* [GIVEN TASK] Print all of the entries exactly, minus the pictures.
━━ PROVIDED ENTRIES ━━
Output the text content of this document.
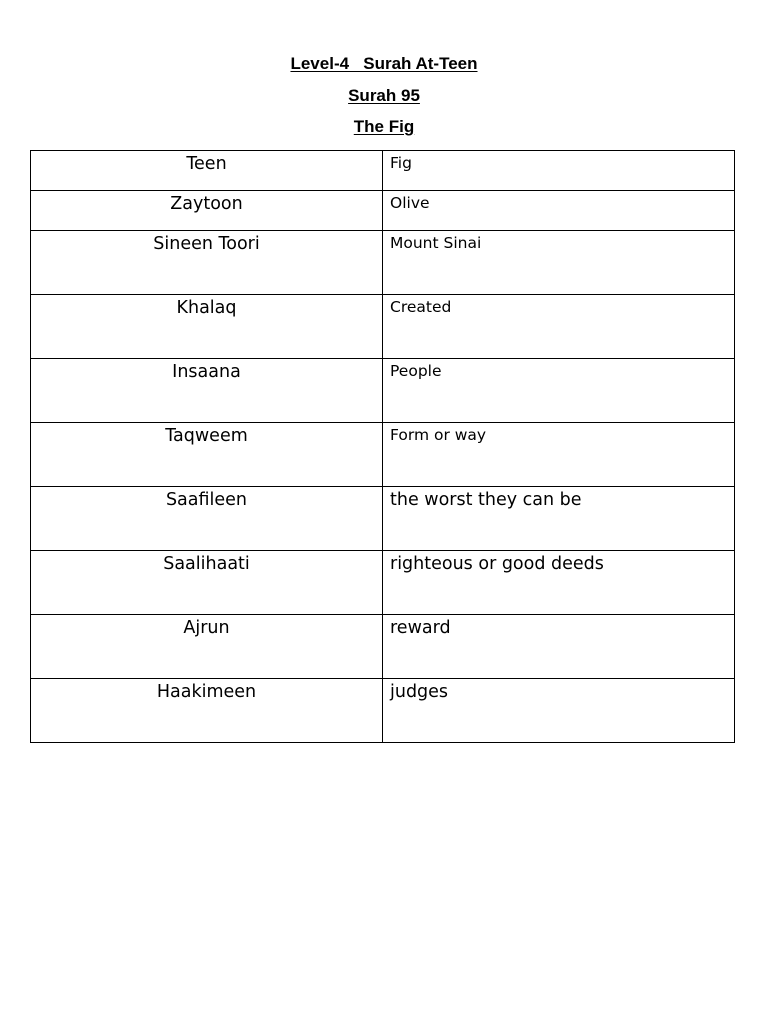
Level-4   Surah At-Teen
Surah 95
The Fig
Teen	Fig

Zaytoon	Olive

Sineen Toori	Mount Sinai

Khalaq	Created

Insaana	People

Taqweem	Form or way

Saafileen	the worst they can be

Saalihaati	righteous or good deeds

Ajrun	reward

Haakimeen	judges
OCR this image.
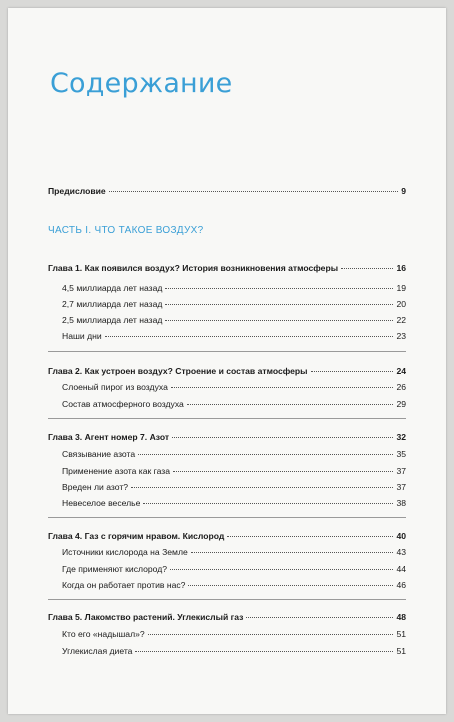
Содержание
Предисловие	9
ЧАСТЬ I. ЧТО ТАКОЕ ВОЗДУХ?
Глава 1. Как появился воздух? История возникновения атмосферы	16
4,5 миллиарда лет назад	19
2,7 миллиарда лет назад	20
2,5 миллиарда лет назад	22
Наши дни	23
Глава 2. Как устроен воздух? Строение и состав атмосферы	24
Слоеный пирог из воздуха	26
Состав атмосферного воздуха	29
Глава 3. Агент номер 7. Азот	32
Связывание азота	35
Применение азота как газа	37
Вреден ли азот?	37
Невеселое веселье	38
Глава 4. Газ с горячим нравом. Кислород	40
Источники кислорода на Земле	43
Где применяют кислород?	44
Когда он работает против нас?	46
Глава 5. Лакомство растений. Углекислый газ	48
Кто его «надышал»?	51
Углекислая диета	51
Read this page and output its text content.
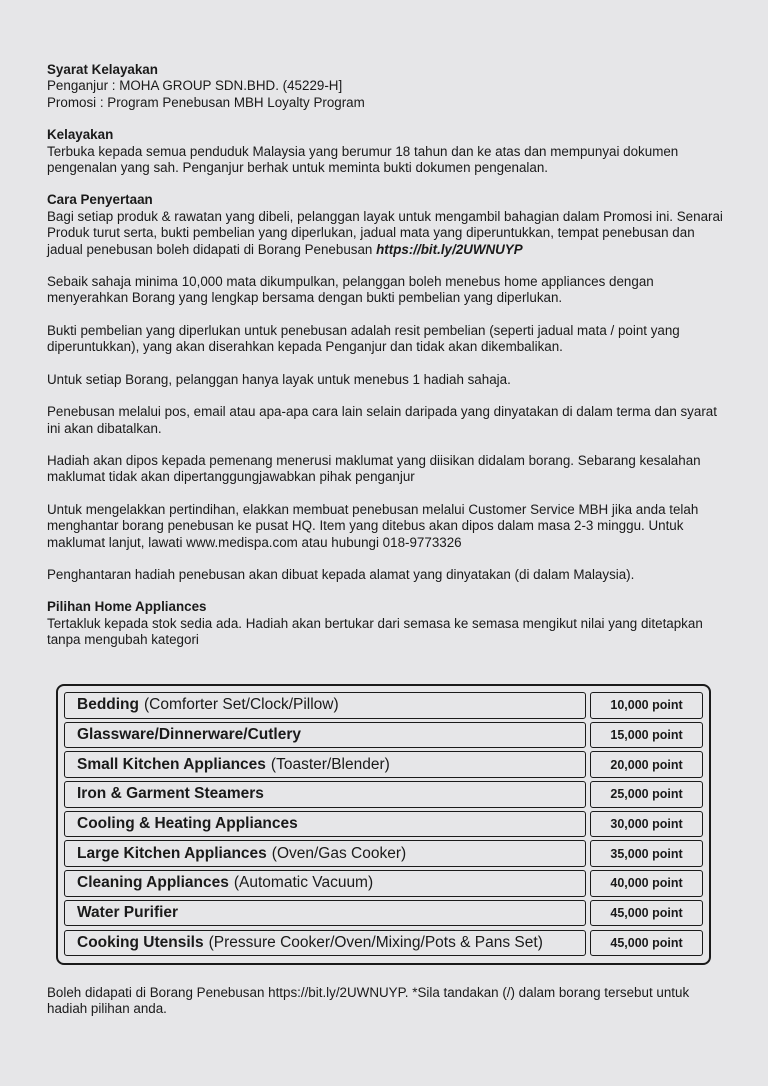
Syarat Kelayakan

Penganjur : MOHA GROUP SDN.BHD. (45229-H]

Promosi : Program Penebusan MBH Loyalty Program

Kelayakan

Terbuka kepada semua penduduk Malaysia yang berumur 18 tahun dan ke atas dan mempunyai dokumen pengenalan yang sah. Penganjur berhak untuk meminta bukti dokumen pengenalan.

Cara Penyertaan

Bagi setiap produk & rawatan yang dibeli, pelanggan layak untuk mengambil bahagian dalam Promosi ini. Senarai Produk turut serta, bukti pembelian yang diperlukan, jadual mata yang diperuntukkan, tempat penebusan dan jadual penebusan boleh didapati di Borang Penebusan https://bit.ly/2UWNUYP

Sebaik sahaja minima 10,000 mata dikumpulkan, pelanggan boleh menebus home appliances dengan menyerahkan Borang yang lengkap bersama dengan bukti pembelian yang diperlukan.

Bukti pembelian yang diperlukan untuk penebusan adalah resit pembelian (seperti jadual mata / point yang diperuntukkan), yang akan diserahkan kepada Penganjur dan tidak akan dikembalikan.

Untuk setiap Borang, pelanggan hanya layak untuk menebus 1 hadiah sahaja.

Penebusan melalui pos, email atau apa-apa cara lain selain daripada yang dinyatakan di dalam terma dan syarat ini akan dibatalkan.

Hadiah akan dipos kepada pemenang menerusi maklumat yang diisikan didalam borang. Sebarang kesalahan maklumat tidak akan dipertanggungjawabkan pihak penganjur

Untuk mengelakkan pertindihan, elakkan membuat penebusan melalui Customer Service MBH jika anda telah menghantar borang penebusan ke pusat HQ. Item yang ditebus akan dipos dalam masa 2-3 minggu. Untuk maklumat lanjut, lawati www.medispa.com atau hubungi 018-9773326

Penghantaran hadiah penebusan akan dibuat kepada alamat yang dinyatakan (di dalam Malaysia).

Pilihan Home Appliances

Tertakluk kepada stok sedia ada. Hadiah akan bertukar dari semasa ke semasa mengikut nilai yang ditetapkan tanpa mengubah kategori

Bedding (Comforter Set/Clock/Pillow)	10,000 point
Glassware/Dinnerware/Cutlery	15,000 point
Small Kitchen Appliances (Toaster/Blender)	20,000 point
Iron & Garment Steamers	25,000 point
Cooling & Heating Appliances	30,000 point
Large Kitchen Appliances (Oven/Gas Cooker)	35,000 point
Cleaning Appliances (Automatic Vacuum)	40,000 point
Water Purifier	45,000 point
Cooking Utensils (Pressure Cooker/Oven/Mixing/Pots & Pans Set)	45,000 point

Boleh didapati di Borang Penebusan https://bit.ly/2UWNUYP. *Sila tandakan (/) dalam borang tersebut untuk hadiah pilihan anda.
━━━
* [WRITTEN SOLUTION]
Output the text content of this document.
Level-4   Surah At-Teen
Surah 95
The Fig
Teen	Fig

Zaytoon	Olive

Sineen Toori	Mount Sinai

Khalaq	Created

Insaana	People

Taqweem	Form or way

Saafileen	the worst they can be

Saalihaati	righteous or good deeds

Ajrun	reward

Haakimeen	judges
OCR this image.
Содержание
Предисловие	9
ЧАСТЬ I. ЧТО ТАКОЕ ВОЗДУХ?
Глава 1. Как появился воздух? История возникновения атмосферы	16
4,5 миллиарда лет назад	19
2,7 миллиарда лет назад	20
2,5 миллиарда лет назад	22
Наши дни	23
Глава 2. Как устроен воздух? Строение и состав атмосферы	24
Слоеный пирог из воздуха	26
Состав атмосферного воздуха	29
Глава 3. Агент номер 7. Азот	32
Связывание азота	35
Применение азота как газа	37
Вреден ли азот?	37
Невеселое веселье	38
Глава 4. Газ с горячим нравом. Кислород	40
Источники кислорода на Земле	43
Где применяют кислород?	44
Когда он работает против нас?	46
Глава 5. Лакомство растений. Углекислый газ	48
Кто его «надышал»?	51
Углекислая диета	51
Read this page and output its text content.
Syarat Kelayakan

Penganjur : MOHA GROUP SDN.BHD. (45229-H]

Promosi : Program Penebusan MBH Loyalty Program

Kelayakan

Terbuka kepada semua penduduk Malaysia yang berumur 18 tahun dan ke atas dan mempunyai dokumen pengenalan yang sah. Penganjur berhak untuk meminta bukti dokumen pengenalan.

Cara Penyertaan

Bagi setiap produk & rawatan yang dibeli, pelanggan layak untuk mengambil bahagian dalam Promosi ini. Senarai Produk turut serta, bukti pembelian yang diperlukan, jadual mata yang diperuntukkan, tempat penebusan dan jadual penebusan boleh didapati di Borang Penebusan https://bit.ly/2UWNUYP

Sebaik sahaja minima 10,000 mata dikumpulkan, pelanggan boleh menebus home appliances dengan menyerahkan Borang yang lengkap bersama dengan bukti pembelian yang diperlukan.

Bukti pembelian yang diperlukan untuk penebusan adalah resit pembelian (seperti jadual mata / point yang diperuntukkan), yang akan diserahkan kepada Penganjur dan tidak akan dikembalikan.

Untuk setiap Borang, pelanggan hanya layak untuk menebus 1 hadiah sahaja.

Penebusan melalui pos, email atau apa-apa cara lain selain daripada yang dinyatakan di dalam terma dan syarat ini akan dibatalkan.

Hadiah akan dipos kepada pemenang menerusi maklumat yang diisikan didalam borang. Sebarang kesalahan maklumat tidak akan dipertanggungjawabkan pihak penganjur

Untuk mengelakkan pertindihan, elakkan membuat penebusan melalui Customer Service MBH jika anda telah menghantar borang penebusan ke pusat HQ. Item yang ditebus akan dipos dalam masa 2-3 minggu. Untuk maklumat lanjut, lawati www.medispa.com atau hubungi 018-9773326

Penghantaran hadiah penebusan akan dibuat kepada alamat yang dinyatakan (di dalam Malaysia).

Pilihan Home Appliances

Tertakluk kepada stok sedia ada. Hadiah akan bertukar dari semasa ke semasa mengikut nilai yang ditetapkan tanpa mengubah kategori

Bedding (Comforter Set/Clock/Pillow)	10,000 point
Glassware/Dinnerware/Cutlery	15,000 point
Small Kitchen Appliances (Toaster/Blender)	20,000 point
Iron & Garment Steamers	25,000 point
Cooling & Heating Appliances	30,000 point
Large Kitchen Appliances (Oven/Gas Cooker)	35,000 point
Cleaning Appliances (Automatic Vacuum)	40,000 point
Water Purifier	45,000 point
Cooking Utensils (Pressure Cooker/Oven/Mixing/Pots & Pans Set)	45,000 point

Boleh didapati di Borang Penebusan https://bit.ly/2UWNUYP. *Sila tandakan (/) dalam borang tersebut untuk hadiah pilihan anda.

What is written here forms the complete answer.